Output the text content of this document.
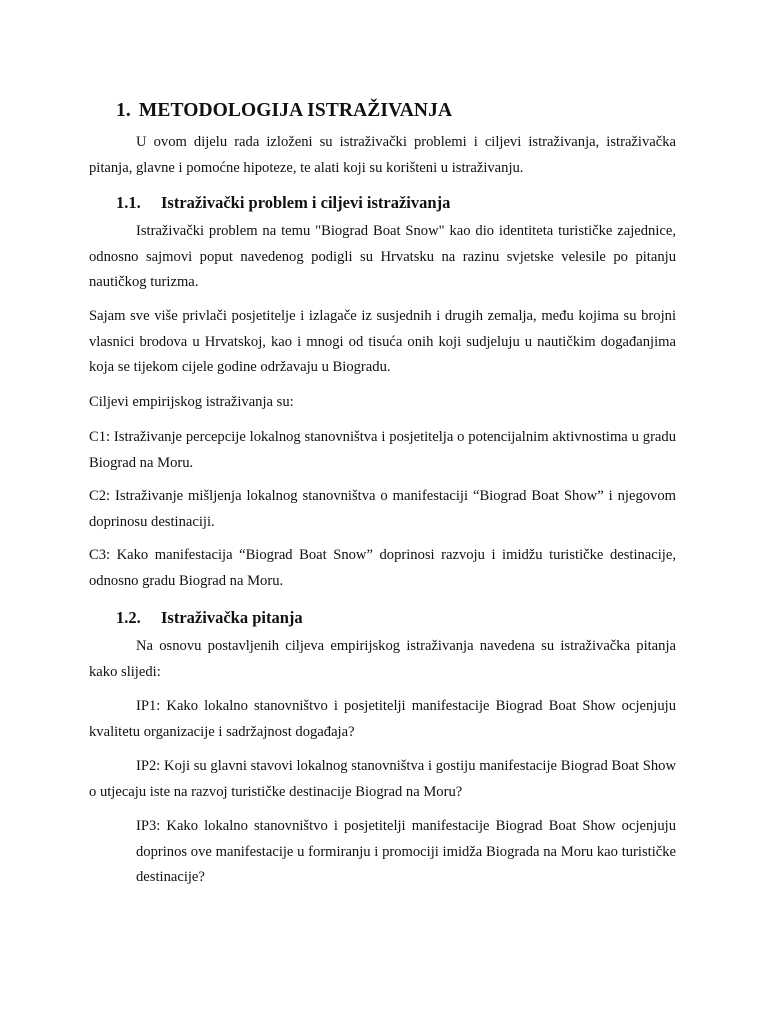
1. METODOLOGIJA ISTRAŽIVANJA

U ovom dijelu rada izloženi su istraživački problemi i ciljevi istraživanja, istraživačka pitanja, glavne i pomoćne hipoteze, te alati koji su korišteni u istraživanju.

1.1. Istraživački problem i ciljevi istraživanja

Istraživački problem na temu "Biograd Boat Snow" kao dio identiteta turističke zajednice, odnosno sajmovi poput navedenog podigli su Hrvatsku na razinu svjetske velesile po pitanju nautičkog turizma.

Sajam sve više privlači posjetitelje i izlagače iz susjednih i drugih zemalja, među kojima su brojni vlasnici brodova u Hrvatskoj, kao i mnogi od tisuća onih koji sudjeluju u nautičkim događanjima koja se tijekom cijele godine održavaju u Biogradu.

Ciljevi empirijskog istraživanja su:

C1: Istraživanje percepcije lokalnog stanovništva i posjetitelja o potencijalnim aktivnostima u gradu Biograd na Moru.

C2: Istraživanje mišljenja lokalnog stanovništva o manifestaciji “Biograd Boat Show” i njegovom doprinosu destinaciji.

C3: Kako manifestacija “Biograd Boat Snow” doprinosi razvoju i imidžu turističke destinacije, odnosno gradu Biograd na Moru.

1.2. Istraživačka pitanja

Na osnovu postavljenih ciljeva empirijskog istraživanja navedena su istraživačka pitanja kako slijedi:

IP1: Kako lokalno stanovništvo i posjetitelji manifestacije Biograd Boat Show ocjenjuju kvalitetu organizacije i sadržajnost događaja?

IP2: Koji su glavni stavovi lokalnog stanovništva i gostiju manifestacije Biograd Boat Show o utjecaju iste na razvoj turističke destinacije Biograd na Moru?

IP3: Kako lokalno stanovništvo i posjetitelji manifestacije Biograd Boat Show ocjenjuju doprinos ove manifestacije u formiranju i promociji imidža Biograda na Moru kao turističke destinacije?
* * *
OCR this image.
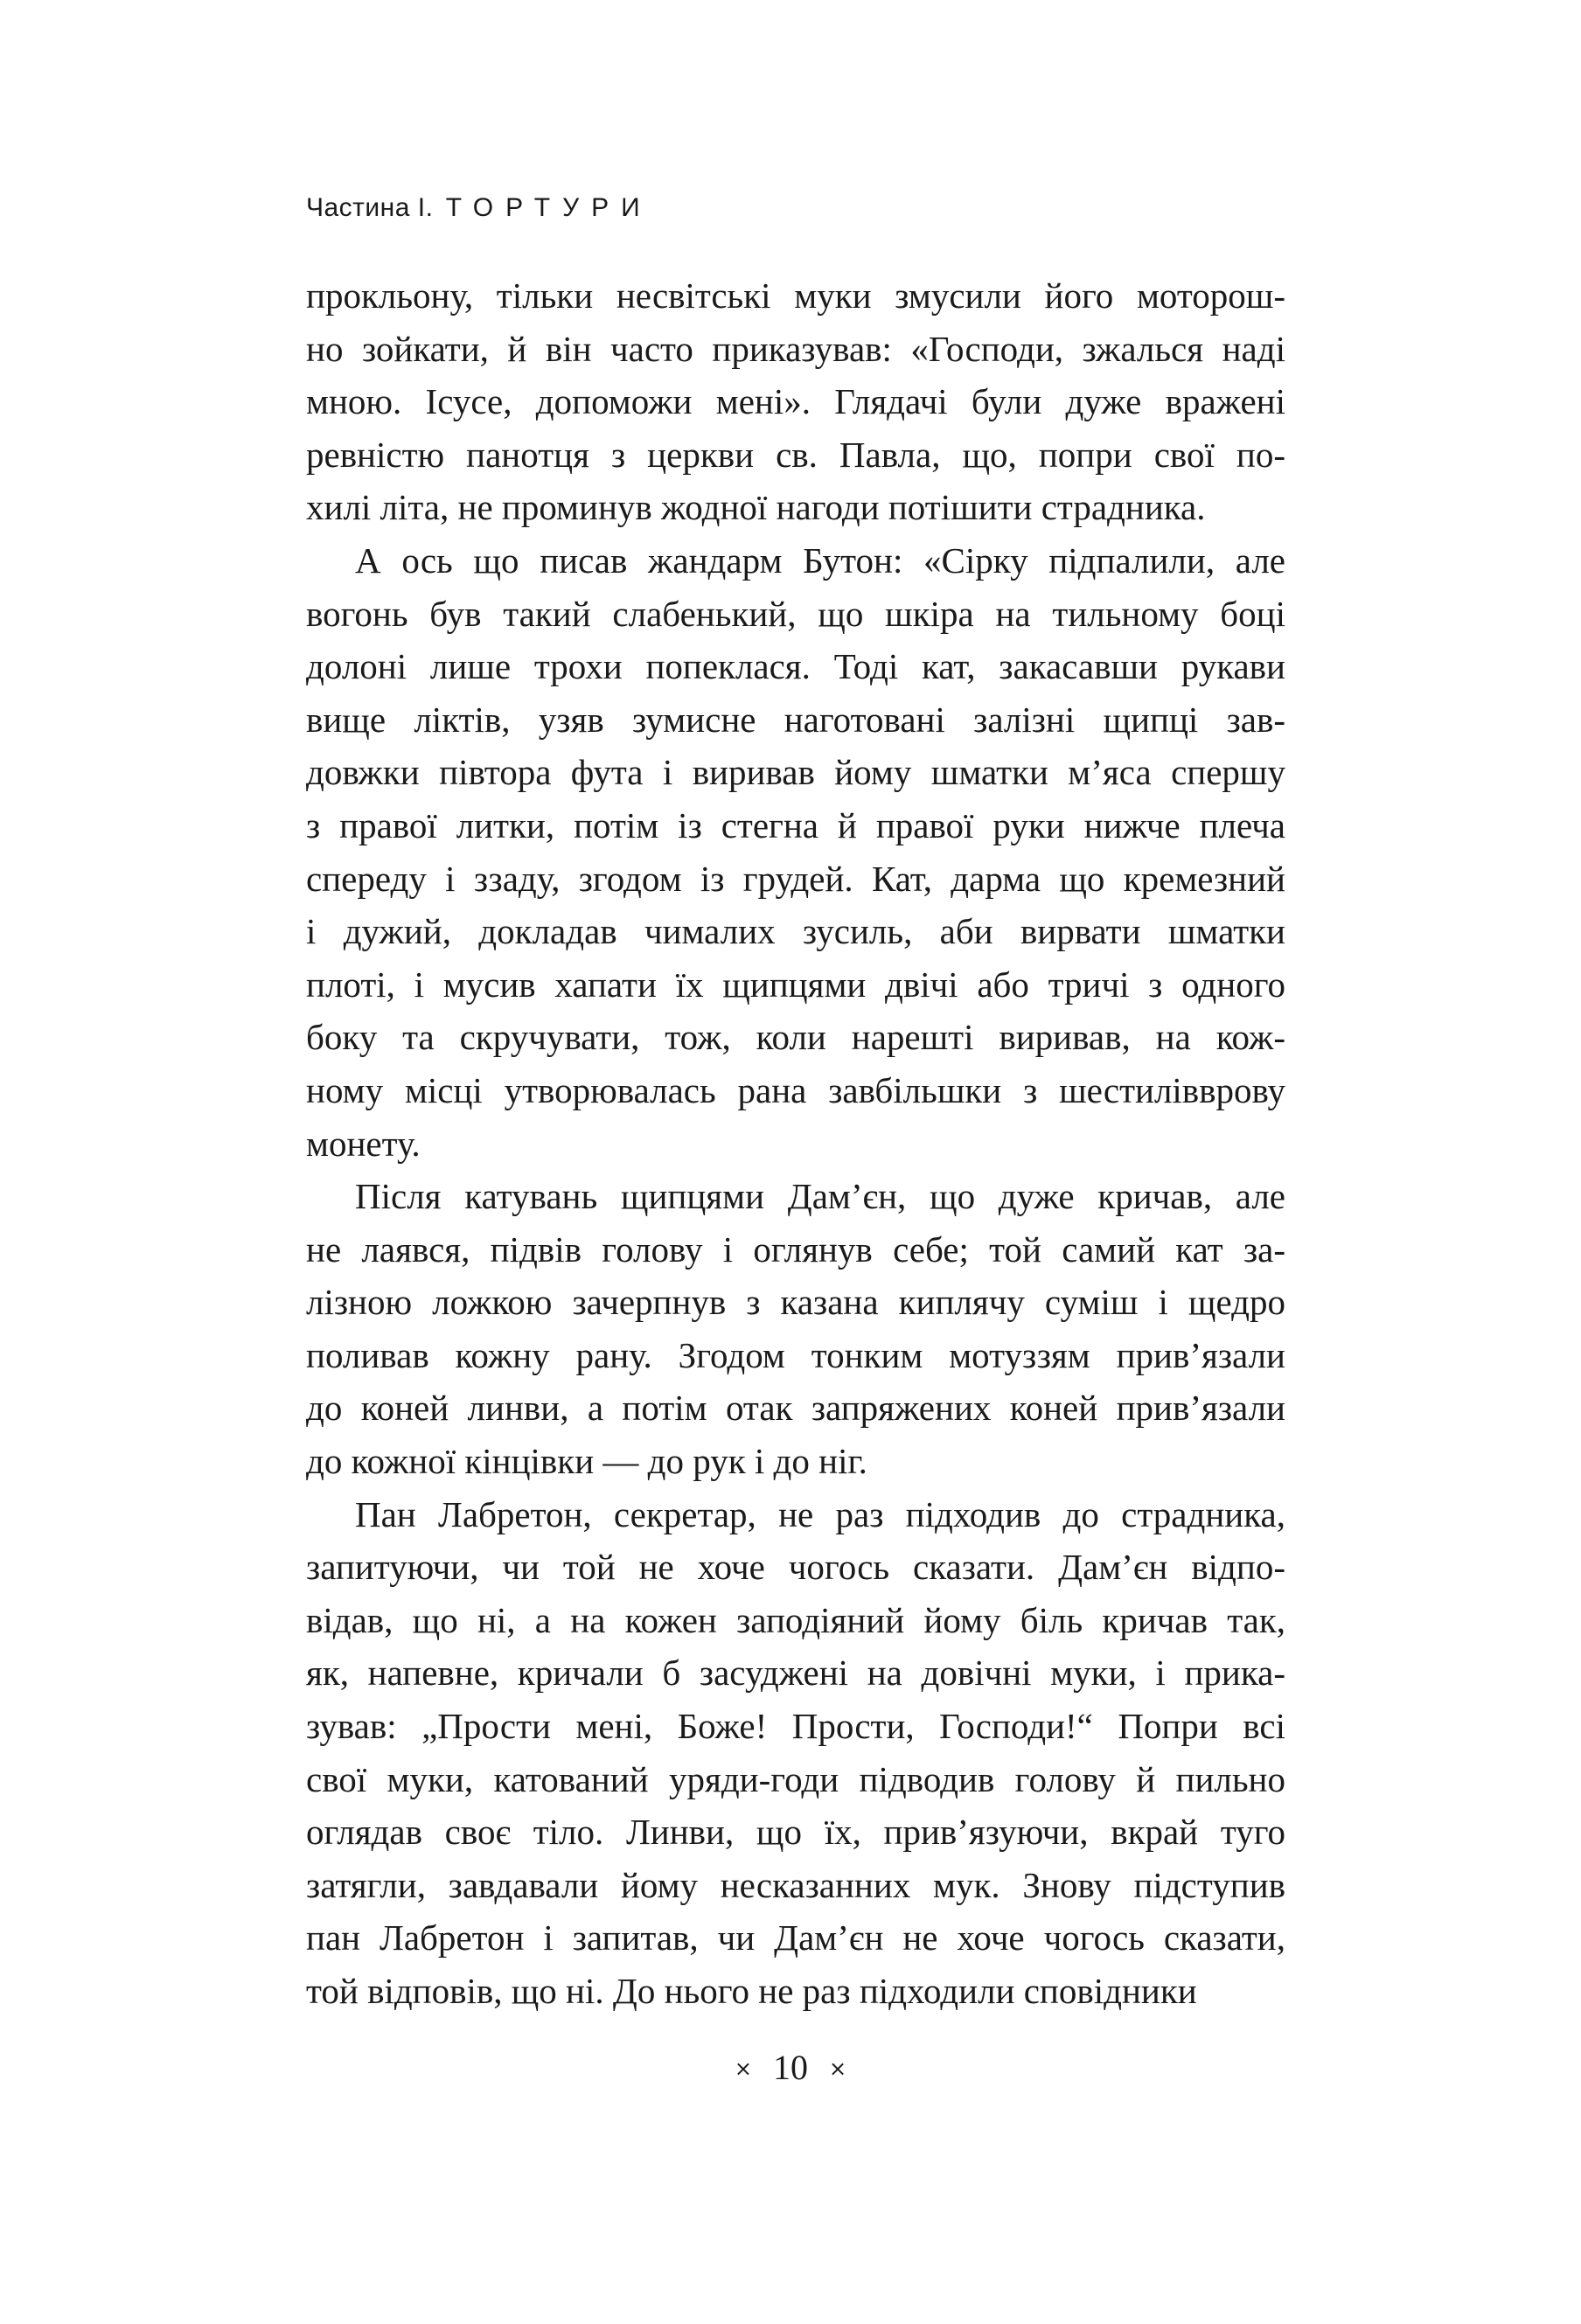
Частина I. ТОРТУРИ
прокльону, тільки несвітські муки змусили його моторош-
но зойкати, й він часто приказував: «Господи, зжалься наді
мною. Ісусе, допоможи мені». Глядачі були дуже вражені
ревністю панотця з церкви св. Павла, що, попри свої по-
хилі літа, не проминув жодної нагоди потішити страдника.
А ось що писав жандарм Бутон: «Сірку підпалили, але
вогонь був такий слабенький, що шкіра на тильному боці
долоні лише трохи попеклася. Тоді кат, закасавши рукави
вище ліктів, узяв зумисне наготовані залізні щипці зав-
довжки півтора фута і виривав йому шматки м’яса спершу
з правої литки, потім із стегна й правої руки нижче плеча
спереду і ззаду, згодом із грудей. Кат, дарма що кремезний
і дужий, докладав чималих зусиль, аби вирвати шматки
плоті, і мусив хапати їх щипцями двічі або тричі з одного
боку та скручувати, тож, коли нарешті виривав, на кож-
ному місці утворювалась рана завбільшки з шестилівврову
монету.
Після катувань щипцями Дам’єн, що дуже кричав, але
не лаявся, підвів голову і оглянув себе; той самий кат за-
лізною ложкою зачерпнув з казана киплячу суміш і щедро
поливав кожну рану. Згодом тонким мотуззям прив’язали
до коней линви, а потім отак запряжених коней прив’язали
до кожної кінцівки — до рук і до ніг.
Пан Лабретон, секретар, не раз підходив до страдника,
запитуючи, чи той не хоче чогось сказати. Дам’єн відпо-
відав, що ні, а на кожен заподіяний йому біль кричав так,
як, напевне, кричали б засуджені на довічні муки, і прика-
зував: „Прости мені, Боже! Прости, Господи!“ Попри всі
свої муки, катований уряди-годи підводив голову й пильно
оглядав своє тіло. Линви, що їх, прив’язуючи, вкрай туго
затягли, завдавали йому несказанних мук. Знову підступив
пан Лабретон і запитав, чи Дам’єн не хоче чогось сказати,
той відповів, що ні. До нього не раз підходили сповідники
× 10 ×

▶ [PROBLEM REQUIREMENTS] Show the lines of the records that include the string "йому".

▶ [WRITTEN SOLUTION]
довжки півтора фута і виривав йому шматки м’яса спершу
відав, що ні, а на кожен заподіяний йому біль кричав так,
затягли, завдавали йому несказанних мук. Знову підступив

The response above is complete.